▶ _What the task asks_:
Omit the images, then print each record below exactly as it reads.

---- Provided information

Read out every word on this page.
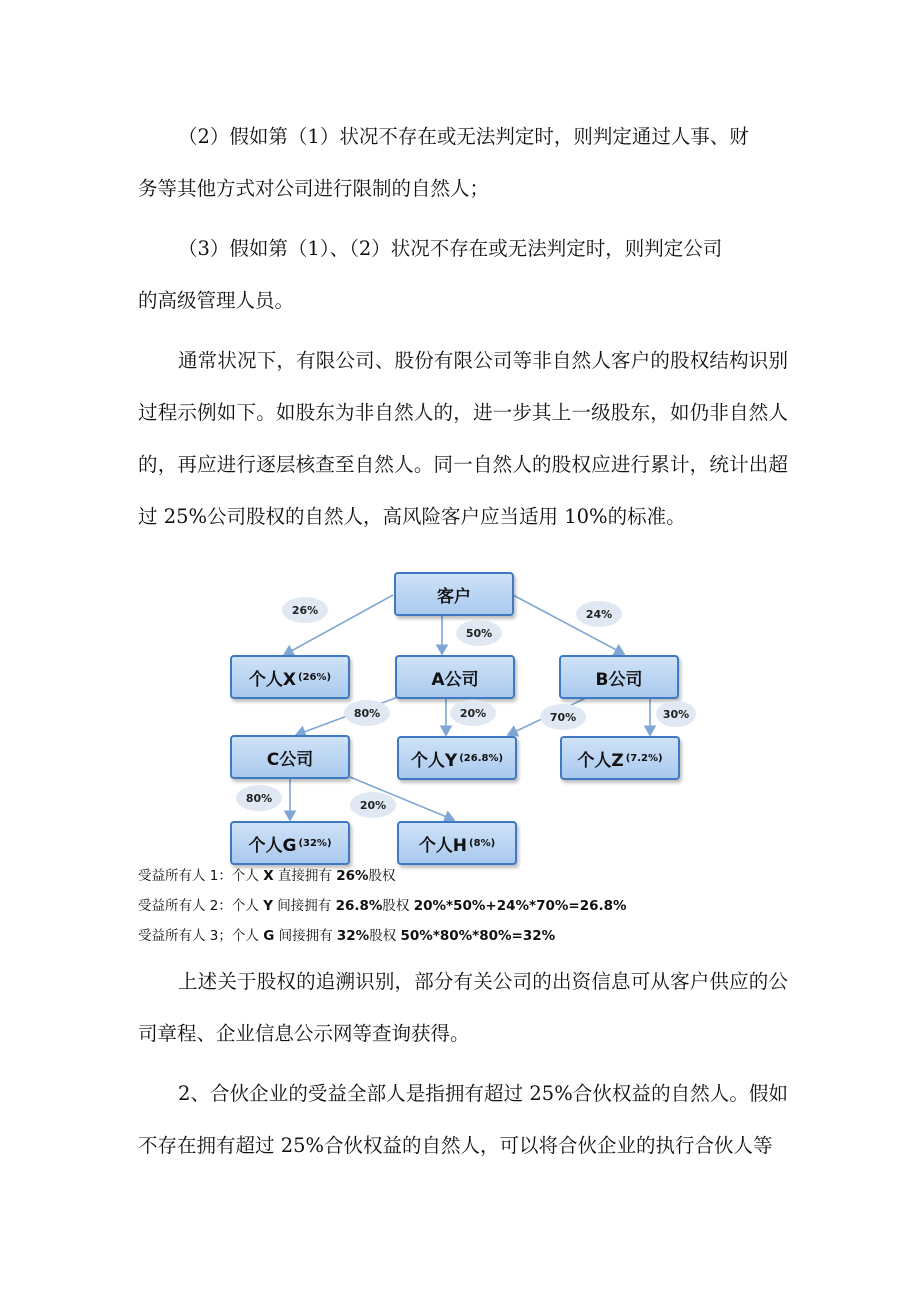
（2）假如第（1）状况不存在或无法判定时，则判定通过人事、财
务等其他方式对公司进行限制的自然人；

（3）假如第（1）、（2）状况不存在或无法判定时，则判定公司
的高级管理人员。

通常状况下，有限公司、股份有限公司等非自然人客户的股权结构识别过程示例如下。如股东为非自然人的，进一步其上一级股东，如仍非自然人的，再应进行逐层核查至自然人。同一自然人的股权应进行累计，统计出超过 25%公司股权的自然人，高风险客户应当适用 10%的标准。

客户
个人X (26%)	A公司	B公司
C公司	个人Y (26.8%)	个人Z (7.2%)
个人G (32%)	个人H (8%)
26%
50%
24%
80%	20%	70%	30%
80%
20%
受益所有人 1：个人 X 直接拥有 26%股权
受益所有人 2：个人 Y 间接拥有 26.8%股权 20%*50%+24%*70%=26.8%
受益所有人 3；个人 G 间接拥有 32%股权 50%*80%*80%=32%

上述关于股权的追溯识别，部分有关公司的出资信息可从客户供应的公司章程、企业信息公示网等查询获得。

2、合伙企业的受益全部人是指拥有超过 25%合伙权益的自然人。假如不存在拥有超过 25%合伙权益的自然人，可以将合伙企业的执行合伙人等
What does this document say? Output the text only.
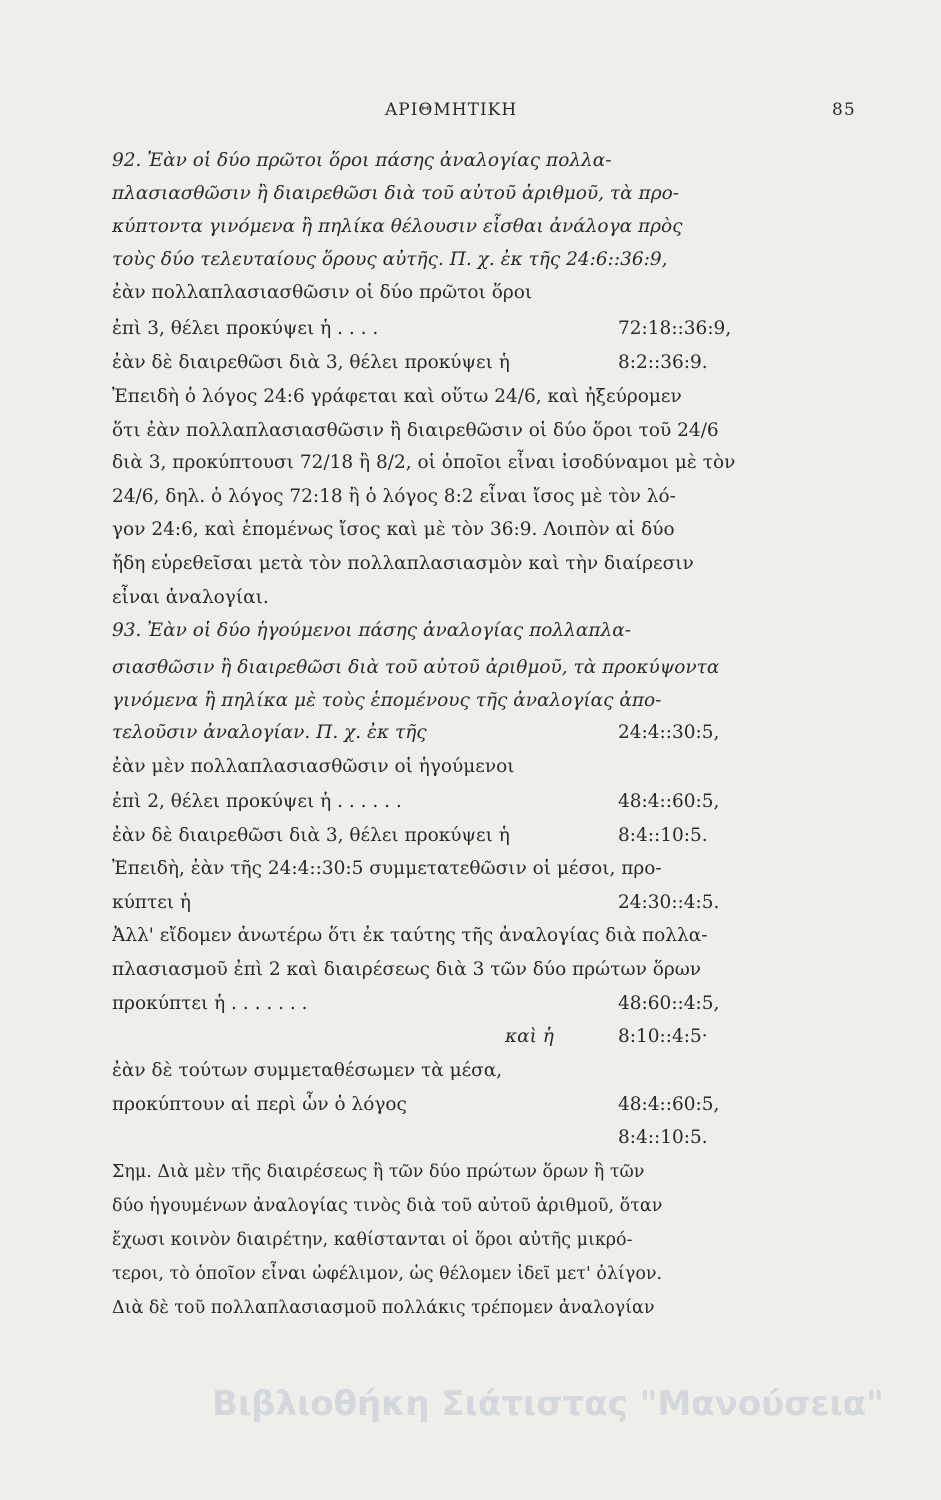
ΑΡΙΘΜΗΤΙΚΗ	85
92. Ἐὰν οἱ δύο πρῶτοι ὅροι πάσης ἀναλογίας πολλα-
πλασιασθῶσιν ἢ διαιρεθῶσι διὰ τοῦ αὐτοῦ ἀριθμοῦ, τὰ προ-
κύπτοντα γινόμενα ἢ πηλίκα θέλουσιν εἶσθαι ἀνάλογα πρὸς
τοὺς δύο τελευταίους ὅρους αὐτῆς. Π. χ. ἐκ τῆς 24:6::36:9,
ἐὰν πολλαπλασιασθῶσιν οἱ δύο πρῶτοι ὅροι
ἐπὶ 3, θέλει προκύψει ἡ . . . .	72:18::36:9,
ἐὰν δὲ διαιρεθῶσι διὰ 3, θέλει προκύψει ἡ	8:2::36:9.
Ἐπειδὴ ὁ λόγος 24:6 γράφεται καὶ οὕτω 24/6, καὶ ἠξεύρομεν
ὅτι ἐὰν πολλαπλασιασθῶσιν ἢ διαιρεθῶσιν οἱ δύο ὅροι τοῦ 24/6
διὰ 3, προκύπτουσι 72/18 ἢ 8/2, οἱ ὁποῖοι εἶναι ἰσοδύναμοι μὲ τὸν
24/6, δηλ. ὁ λόγος 72:18 ἢ ὁ λόγος 8:2 εἶναι ἴσος μὲ τὸν λό-
γον 24:6, καὶ ἑπομένως ἴσος καὶ μὲ τὸν 36:9. Λοιπὸν αἱ δύο
ἤδη εὑρεθεῖσαι μετὰ τὸν πολλαπλασιασμὸν καὶ τὴν διαίρεσιν
εἶναι ἀναλογίαι.
93. Ἐὰν οἱ δύο ἡγούμενοι πάσης ἀναλογίας πολλαπλα-
σιασθῶσιν ἢ διαιρεθῶσι διὰ τοῦ αὐτοῦ ἀριθμοῦ, τὰ προκύψοντα
γινόμενα ἢ πηλίκα μὲ τοὺς ἑπομένους τῆς ἀναλογίας ἀπο-
τελοῦσιν ἀναλογίαν. Π. χ. ἐκ τῆς	24:4::30:5,
ἐὰν μὲν πολλαπλασιασθῶσιν οἱ ἡγούμενοι
ἐπὶ 2, θέλει προκύψει ἡ . . . . . .	48:4::60:5,
ἐὰν δὲ διαιρεθῶσι διὰ 3, θέλει προκύψει ἡ	8:4::10:5.
Ἐπειδὴ, ἐὰν τῆς 24:4::30:5 συμμετατεθῶσιν οἱ μέσοι, προ-
κύπτει ἡ	24:30::4:5.
Ἀλλ' εἴδομεν ἀνωτέρω ὅτι ἐκ ταύτης τῆς ἀναλογίας διὰ πολλα-
πλασιασμοῦ ἐπὶ 2 καὶ διαιρέσεως διὰ 3 τῶν δύο πρώτων ὅρων
προκύπτει ἡ . . . . . . .	48:60::4:5,
καὶ ἡ	8:10::4:5·
ἐὰν δὲ τούτων συμμεταθέσωμεν τὰ μέσα,
προκύπτουν αἱ περὶ ὧν ὁ λόγος	48:4::60:5,
8:4::10:5.
Σημ. Διὰ μὲν τῆς διαιρέσεως ἢ τῶν δύο πρώτων ὅρων ἢ τῶν
δύο ἡγουμένων ἀναλογίας τινὸς διὰ τοῦ αὐτοῦ ἀριθμοῦ, ὅταν
ἔχωσι κοινὸν διαιρέτην, καθίστανται οἱ ὅροι αὐτῆς μικρό-
τεροι, τὸ ὁποῖον εἶναι ὠφέλιμον, ὡς θέλομεν ἰδεῖ μετ' ὀλίγον.
Διὰ δὲ τοῦ πολλαπλασιασμοῦ πολλάκις τρέπομεν ἀναλογίαν
Βιβλιοθήκη Σιάτιστας "Μανούσεια"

--------

▶ _The reply_:
Read out every word on this page.
（2）假如第（1）状况不存在或无法判定时，则判定通过人事、财
务等其他方式对公司进行限制的自然人；

（3）假如第（1）、（2）状况不存在或无法判定时，则判定公司
的高级管理人员。

通常状况下，有限公司、股份有限公司等非自然人客户的股权结构识别过程示例如下。如股东为非自然人的，进一步其上一级股东，如仍非自然人的，再应进行逐层核查至自然人。同一自然人的股权应进行累计，统计出超过 25%公司股权的自然人，高风险客户应当适用 10%的标准。

客户
个人X (26%)	A公司	B公司
C公司	个人Y (26.8%)	个人Z (7.2%)
个人G (32%)	个人H (8%)
26%
50%
24%
80%	20%	70%	30%
80%
20%
受益所有人 1：个人 X 直接拥有 26%股权
受益所有人 2：个人 Y 间接拥有 26.8%股权 20%*50%+24%*70%=26.8%
受益所有人 3；个人 G 间接拥有 32%股权 50%*80%*80%=32%

上述关于股权的追溯识别，部分有关公司的出资信息可从客户供应的公司章程、企业信息公示网等查询获得。

2、合伙企业的受益全部人是指拥有超过 25%合伙权益的自然人。假如不存在拥有超过 25%合伙权益的自然人，可以将合伙企业的执行合伙人等
What does this document say? Output the text only.
ΑΡΙΘΜΗΤΙΚΗ	85
92. Ἐὰν οἱ δύο πρῶτοι ὅροι πάσης ἀναλογίας πολλα-
πλασιασθῶσιν ἢ διαιρεθῶσι διὰ τοῦ αὐτοῦ ἀριθμοῦ, τὰ προ-
κύπτοντα γινόμενα ἢ πηλίκα θέλουσιν εἶσθαι ἀνάλογα πρὸς
τοὺς δύο τελευταίους ὅρους αὐτῆς. Π. χ. ἐκ τῆς 24:6::36:9,
ἐὰν πολλαπλασιασθῶσιν οἱ δύο πρῶτοι ὅροι
ἐπὶ 3, θέλει προκύψει ἡ . . . .	72:18::36:9,
ἐὰν δὲ διαιρεθῶσι διὰ 3, θέλει προκύψει ἡ	8:2::36:9.
Ἐπειδὴ ὁ λόγος 24:6 γράφεται καὶ οὕτω 24/6, καὶ ἠξεύρομεν
ὅτι ἐὰν πολλαπλασιασθῶσιν ἢ διαιρεθῶσιν οἱ δύο ὅροι τοῦ 24/6
διὰ 3, προκύπτουσι 72/18 ἢ 8/2, οἱ ὁποῖοι εἶναι ἰσοδύναμοι μὲ τὸν
24/6, δηλ. ὁ λόγος 72:18 ἢ ὁ λόγος 8:2 εἶναι ἴσος μὲ τὸν λό-
γον 24:6, καὶ ἑπομένως ἴσος καὶ μὲ τὸν 36:9. Λοιπὸν αἱ δύο
ἤδη εὑρεθεῖσαι μετὰ τὸν πολλαπλασιασμὸν καὶ τὴν διαίρεσιν
εἶναι ἀναλογίαι.
93. Ἐὰν οἱ δύο ἡγούμενοι πάσης ἀναλογίας πολλαπλα-
σιασθῶσιν ἢ διαιρεθῶσι διὰ τοῦ αὐτοῦ ἀριθμοῦ, τὰ προκύψοντα
γινόμενα ἢ πηλίκα μὲ τοὺς ἑπομένους τῆς ἀναλογίας ἀπο-
τελοῦσιν ἀναλογίαν. Π. χ. ἐκ τῆς	24:4::30:5,
ἐὰν μὲν πολλαπλασιασθῶσιν οἱ ἡγούμενοι
ἐπὶ 2, θέλει προκύψει ἡ . . . . . .	48:4::60:5,
ἐὰν δὲ διαιρεθῶσι διὰ 3, θέλει προκύψει ἡ	8:4::10:5.
Ἐπειδὴ, ἐὰν τῆς 24:4::30:5 συμμετατεθῶσιν οἱ μέσοι, προ-
κύπτει ἡ	24:30::4:5.
Ἀλλ' εἴδομεν ἀνωτέρω ὅτι ἐκ ταύτης τῆς ἀναλογίας διὰ πολλα-
πλασιασμοῦ ἐπὶ 2 καὶ διαιρέσεως διὰ 3 τῶν δύο πρώτων ὅρων
προκύπτει ἡ . . . . . . .	48:60::4:5,
καὶ ἡ	8:10::4:5·
ἐὰν δὲ τούτων συμμεταθέσωμεν τὰ μέσα,
προκύπτουν αἱ περὶ ὧν ὁ λόγος	48:4::60:5,
8:4::10:5.
Σημ. Διὰ μὲν τῆς διαιρέσεως ἢ τῶν δύο πρώτων ὅρων ἢ τῶν
δύο ἡγουμένων ἀναλογίας τινὸς διὰ τοῦ αὐτοῦ ἀριθμοῦ, ὅταν
ἔχωσι κοινὸν διαιρέτην, καθίστανται οἱ ὅροι αὐτῆς μικρό-
τεροι, τὸ ὁποῖον εἶναι ὠφέλιμον, ὡς θέλομεν ἰδεῖ μετ' ὀλίγον.
Διὰ δὲ τοῦ πολλαπλασιασμοῦ πολλάκις τρέπομεν ἀναλογίαν
Βιβλιοθήκη Σιάτιστας "Μανούσεια"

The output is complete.